** Begin TASK INPUT **

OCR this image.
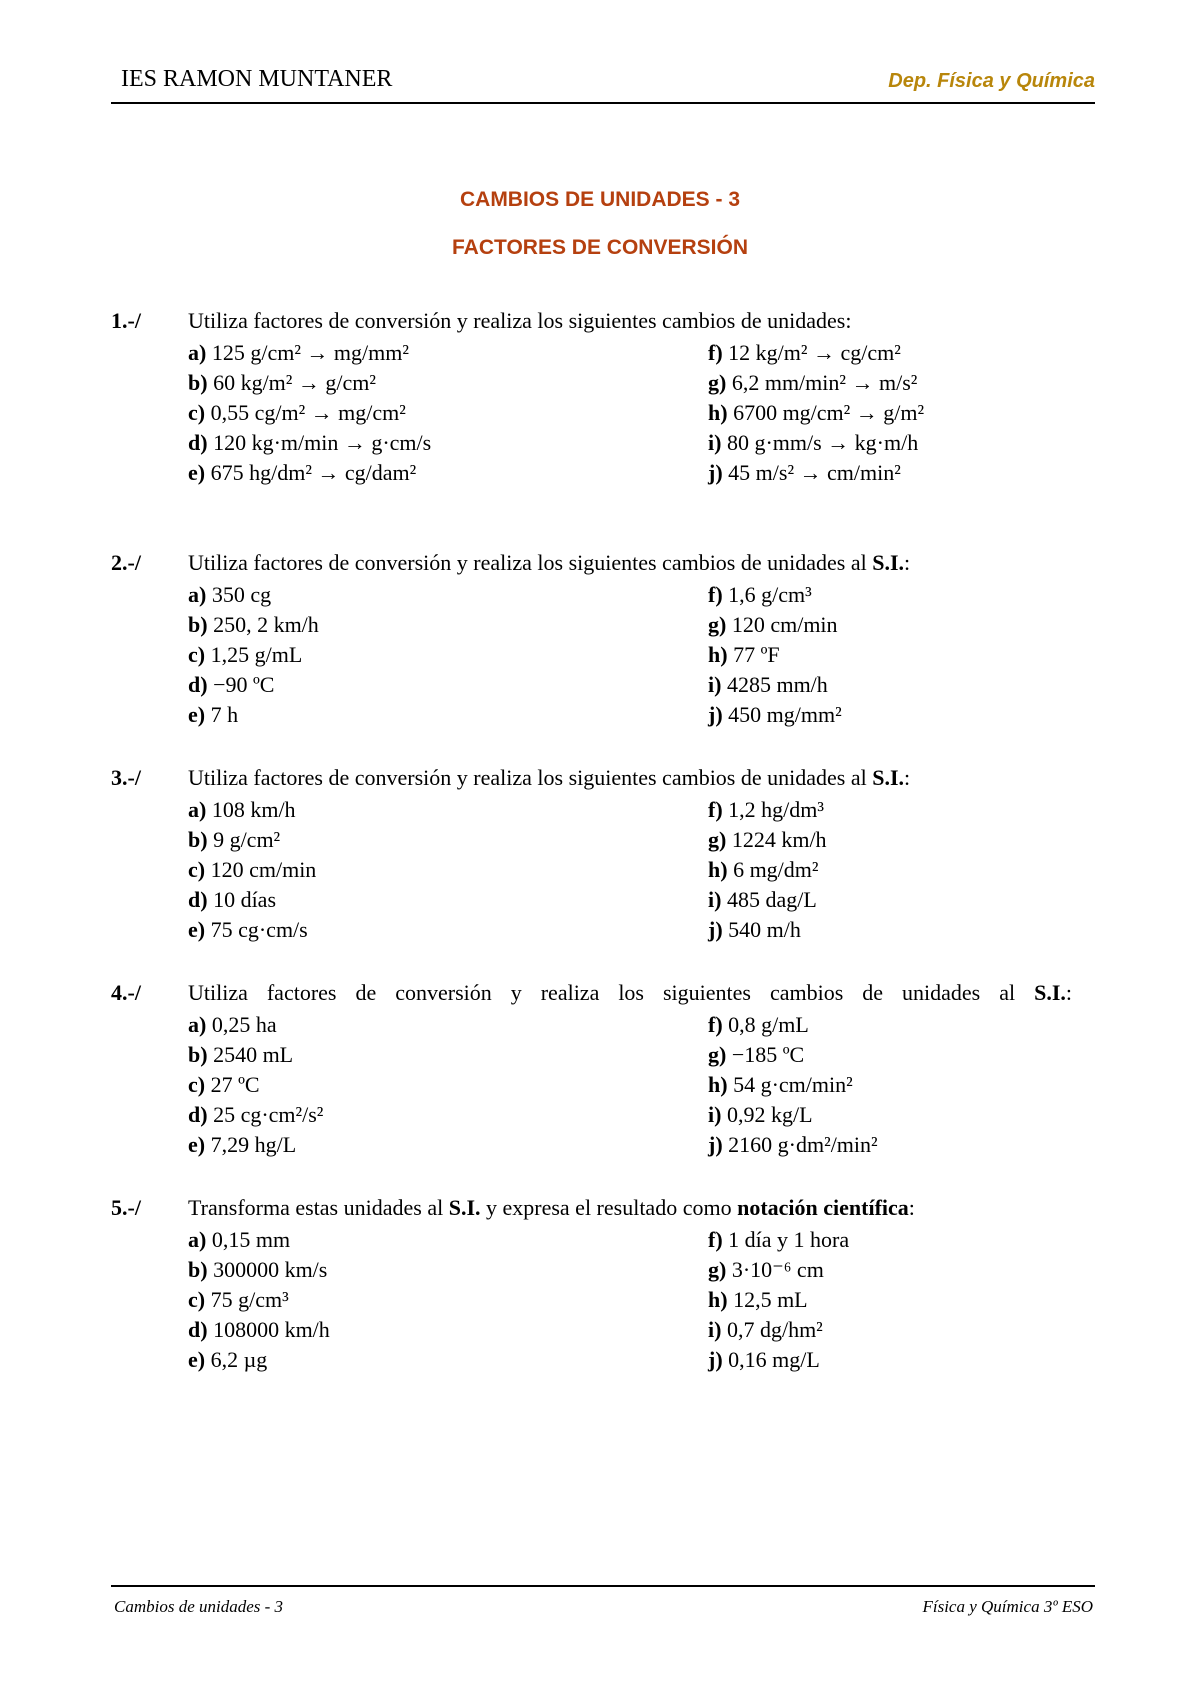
IES RAMON MUNTANER	Dep. Física y Química
CAMBIOS DE UNIDADES - 3
FACTORES DE CONVERSIÓN
1.-/ Utiliza factores de conversión y realiza los siguientes cambios de unidades:
a) 125 g/cm² → mg/mm²
b) 60 kg/m² → g/cm²
c) 0,55 cg/m² → mg/cm²
d) 120 kg·m/min → g·cm/s
e) 675 hg/dm² → cg/dam²
f) 12 kg/m² → cg/cm²
g) 6,2 mm/min² → m/s²
h) 6700 mg/cm² → g/m²
i) 80 g·mm/s → kg·m/h
j) 45 m/s² → cm/min²
2.-/ Utiliza factores de conversión y realiza los siguientes cambios de unidades al S.I.:
a) 350 cg
b) 250, 2 km/h
c) 1,25 g/mL
d) −90 ºC
e) 7 h
f) 1,6 g/cm³
g) 120 cm/min
h) 77 ºF
i) 4285 mm/h
j) 450 mg/mm²
3.-/ Utiliza factores de conversión y realiza los siguientes cambios de unidades al S.I.:
a) 108 km/h
b) 9 g/cm²
c) 120 cm/min
d) 10 días
e) 75 cg·cm/s
f) 1,2 hg/dm³
g) 1224 km/h
h) 6 mg/dm²
i) 485 dag/L
j) 540 m/h
4.-/ Utiliza factores de conversión y realiza los siguientes cambios de unidades al S.I.:
a) 0,25 ha
b) 2540 mL
c) 27 ºC
d) 25 cg·cm²/s²
e) 7,29 hg/L
f) 0,8 g/mL
g) −185 ºC
h) 54 g·cm/min²
i) 0,92 kg/L
j) 2160 g·dm²/min²
5.-/ Transforma estas unidades al S.I. y expresa el resultado como notación científica:
a) 0,15 mm
b) 300000 km/s
c) 75 g/cm³
d) 108000 km/h
e) 6,2 µg
f) 1 día y 1 hora
g) 3·10⁻⁶ cm
h) 12,5 mL
i) 0,7 dg/hm²
j) 0,16 mg/L
Cambios de unidades - 3	Física y Química 3º ESO
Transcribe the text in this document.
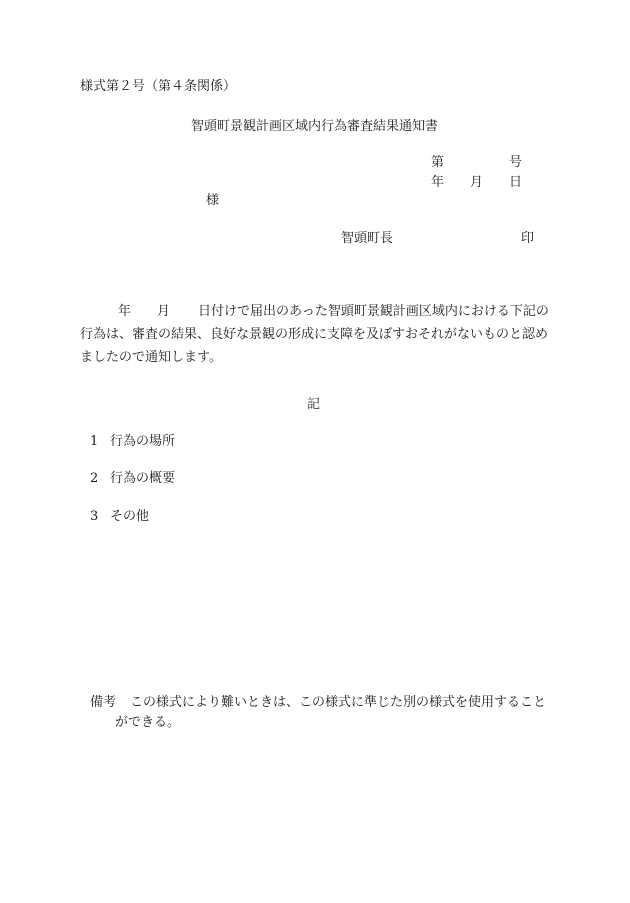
様式第２号（第４条関係）
智頭町景観計画区域内行為審査結果通知書
第	号
年 月 日
様
智頭町長	印
年 月 日付けで届出のあった智頭町景観計画区域内における下記の
行為は、審査の結果、良好な景観の形成に支障を及ぼすおそれがないものと認め
ましたので通知します。
記
1 行為の場所
2 行為の概要
3 その他
備考 この様式により難いときは、この様式に準じた別の様式を使用すること
ができる。
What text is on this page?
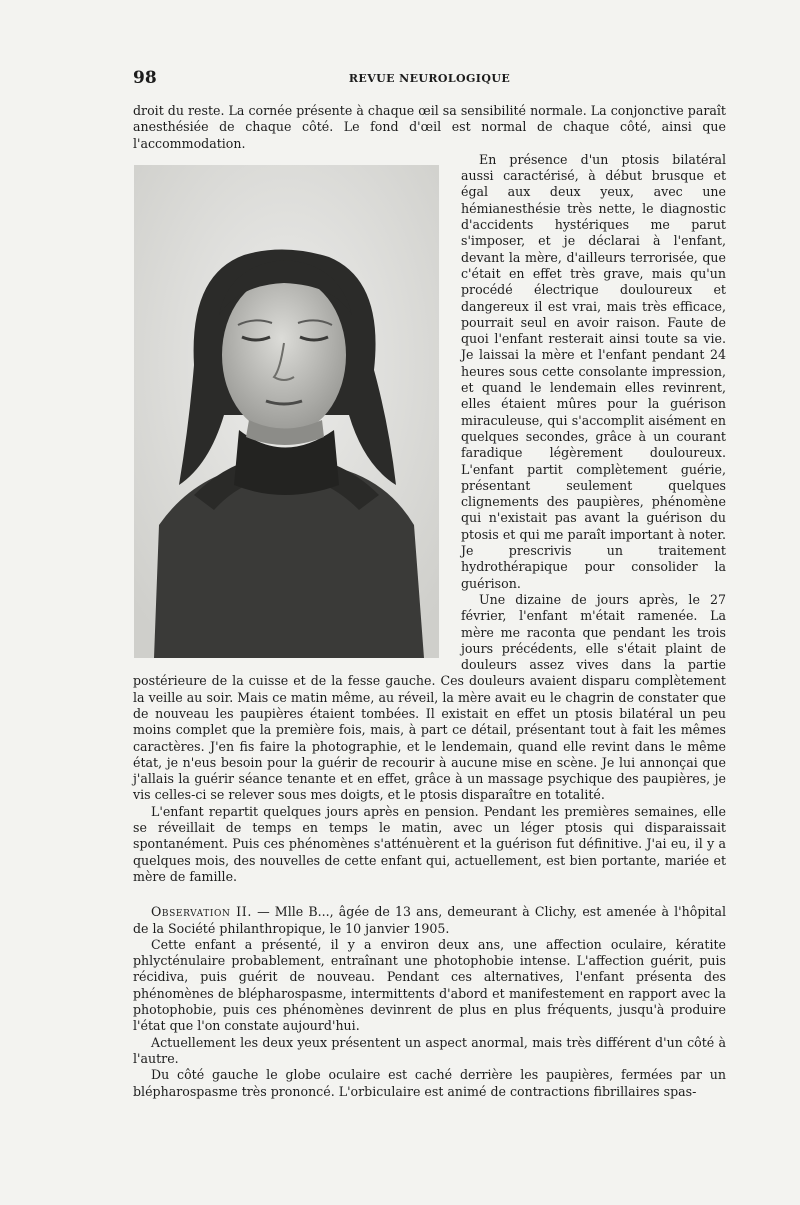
98	REVUE NEUROLOGIQUE

droit du reste. La cornée présente à chaque œil sa sensibilité normale. La conjonctive paraît anesthésiée de chaque côté. Le fond d'œil est normal de chaque côté, ainsi que l'accommodation.

En présence d'un ptosis bilatéral aussi caractérisé, à début brusque et égal aux deux yeux, avec une hémianesthésie très nette, le diagnostic d'accidents hystériques me parut s'imposer, et je déclarai à l'enfant, devant la mère, d'ailleurs terrorisée, que c'était en effet très grave, mais qu'un procédé électrique douloureux et dangereux il est vrai, mais très efficace, pourrait seul en avoir raison. Faute de quoi l'enfant resterait ainsi toute sa vie. Je laissai la mère et l'enfant pendant 24 heures sous cette consolante impression, et quand le lendemain elles revinrent, elles étaient mûres pour la guérison miraculeuse, qui s'accomplit aisément en quelques secondes, grâce à un courant faradique légèrement douloureux. L'enfant partit complètement guérie, présentant seulement quelques clignements des paupières, phénomène qui n'existait pas avant la guérison du ptosis et qui me paraît important à noter. Je prescrivis un traitement hydrothérapique pour consolider la guérison.

Une dizaine de jours après, le 27 février, l'enfant m'était ramenée. La mère me raconta que pendant les trois jours précédents, elle s'était plaint de douleurs assez vives dans la partie postérieure de la cuisse et de la fesse gauche. Ces douleurs avaient disparu complètement la veille au soir. Mais ce matin même, au réveil, la mère avait eu le chagrin de constater que de nouveau les paupières étaient tombées. Il existait en effet un ptosis bilatéral un peu moins complet que la première fois, mais, à part ce détail, présentant tout à fait les mêmes caractères. J'en fis faire la photographie, et le lendemain, quand elle revint dans le même état, je n'eus besoin pour la guérir de recourir à aucune mise en scène. Je lui annonçai que j'allais la guérir séance tenante et en effet, grâce à un massage psychique des paupières, je vis celles-ci se relever sous mes doigts, et le ptosis disparaître en totalité.

L'enfant repartit quelques jours après en pension. Pendant les premières semaines, elle se réveillait de temps en temps le matin, avec un léger ptosis qui disparaissait spontanément. Puis ces phénomènes s'atténuèrent et la guérison fut définitive. J'ai eu, il y a quelques mois, des nouvelles de cette enfant qui, actuellement, est bien portante, mariée et mère de famille.

Observation II. — Mlle B..., âgée de 13 ans, demeurant à Clichy, est amenée à l'hôpital de la Société philanthropique, le 10 janvier 1905.

Cette enfant a présenté, il y a environ deux ans, une affection oculaire, kératite phlycténulaire probablement, entraînant une photophobie intense. L'affection guérit, puis récidiva, puis guérit de nouveau. Pendant ces alternatives, l'enfant présenta des phénomènes de blépharospasme, intermittents d'abord et manifestement en rapport avec la photophobie, puis ces phénomènes devinrent de plus en plus fréquents, jusqu'à produire l'état que l'on constate aujourd'hui.

Actuellement les deux yeux présentent un aspect anormal, mais très différent d'un côté à l'autre.

Du côté gauche le globe oculaire est caché derrière les paupières, fermées par un blépharospasme très prononcé. L'orbiculaire est animé de contractions fibrillaires spas-
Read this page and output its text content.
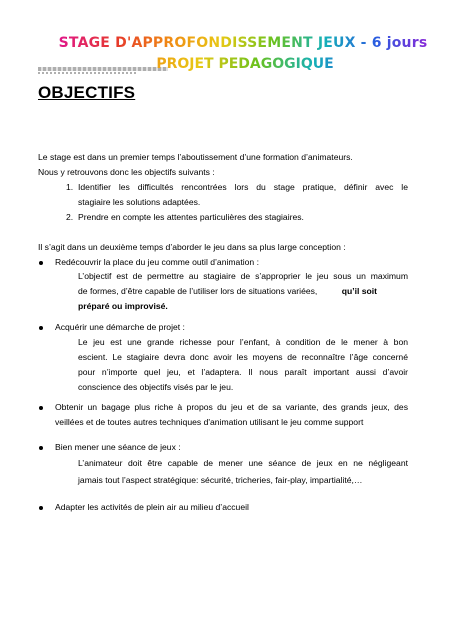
STAGE D'APPROFONDISSEMENT JEUX - 6 jours
PROJET PEDAGOGIQUE
OBJECTIFS
Le stage est dans un premier temps l’aboutissement d’une formation d’animateurs.
Nous y retrouvons donc les objectifs suivants :
1. Identifier les difficultés rencontrées lors du stage pratique, définir avec le
stagiaire les solutions adaptées.
2. Prendre en compte les attentes particulières des stagiaires.
Il s’agit dans un deuxième temps d’aborder le jeu dans sa plus large conception :
Redécouvrir la place du jeu comme outil d’animation :
L’objectif est de permettre au stagiaire de s’approprier le jeu sous un maximum
de formes, d’être capable de l’utiliser lors de situations variées,	qu’il soit
préparé ou improvisé.
Acquérir une démarche de projet :
Le jeu est une grande richesse pour l’enfant, à condition de le mener à bon
escient. Le stagiaire devra donc avoir les moyens de reconnaître l’âge concerné
pour n’importe quel jeu, et l’adaptera. Il nous paraît important aussi d’avoir
conscience des objectifs visés par le jeu.
Obtenir un bagage plus riche à propos du jeu et de sa variante, des grands jeux, des
veillées et de toutes autres techniques d'animation utilisant le jeu comme support
Bien mener une séance de jeux :
L’animateur doit être capable de mener une séance de jeux en ne négligeant
jamais tout l’aspect stratégique: sécurité, tricheries, fair-play, impartialité,…
Adapter les activités de plein air au milieu d’accueil
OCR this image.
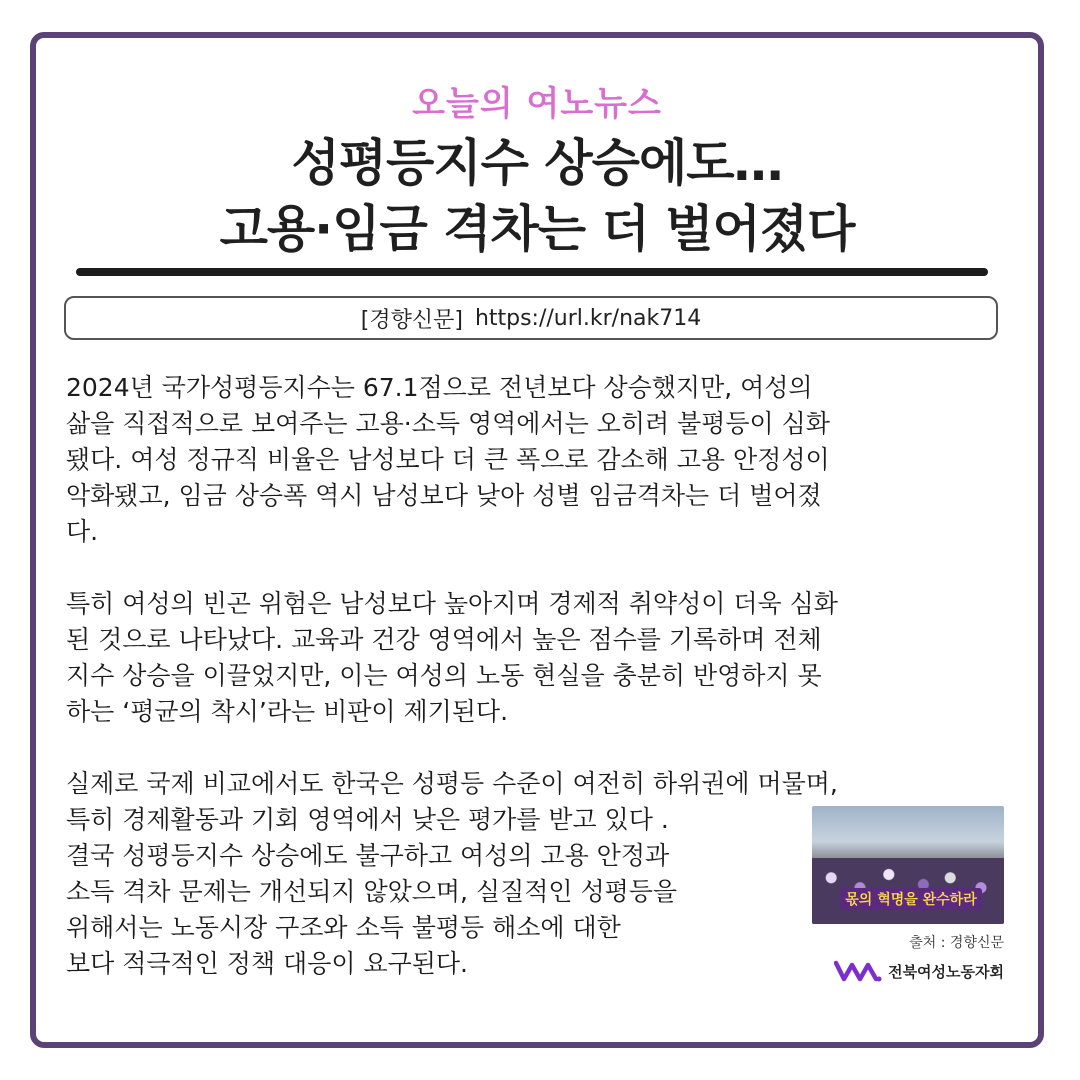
오늘의 여노뉴스
성평등지수 상승에도…
고용·임금 격차는 더 벌어졌다
[경향신문] https://url.kr/nak714

2024년 국가성평등지수는 67.1점으로 전년보다 상승했지만, 여성의
삶을 직접적으로 보여주는 고용·소득 영역에서는 오히려 불평등이 심화
됐다. 여성 정규직 비율은 남성보다 더 큰 폭으로 감소해 고용 안정성이
악화됐고, 임금 상승폭 역시 남성보다 낮아 성별 임금격차는 더 벌어졌
다.

특히 여성의 빈곤 위험은 남성보다 높아지며 경제적 취약성이 더욱 심화
된 것으로 나타났다. 교육과 건강 영역에서 높은 점수를 기록하며 전체
지수 상승을 이끌었지만, 이는 여성의 노동 현실을 충분히 반영하지 못
하는 ‘평균의 착시’라는 비판이 제기된다.

실제로 국제 비교에서도 한국은 성평등 수준이 여전히 하위권에 머물며,
특히 경제활동과 기회 영역에서 낮은 평가를 받고 있다 .
결국 성평등지수 상승에도 불구하고 여성의 고용 안정과
소득 격차 문제는 개선되지 않았으며, 실질적인 성평등을
위해서는 노동시장 구조와 소득 불평등 해소에 대한
보다 적극적인 정책 대응이 요구된다.

몫의 혁명을 완수하라
출처 : 경향신문
전북여성노동자회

** End TASK INPUT **

■ OBJECTIVE ■
List each line of the records that holds the string "page".

■ EXERCISE OUTPUT ■
What text is on this page?
Read this page and output its text content.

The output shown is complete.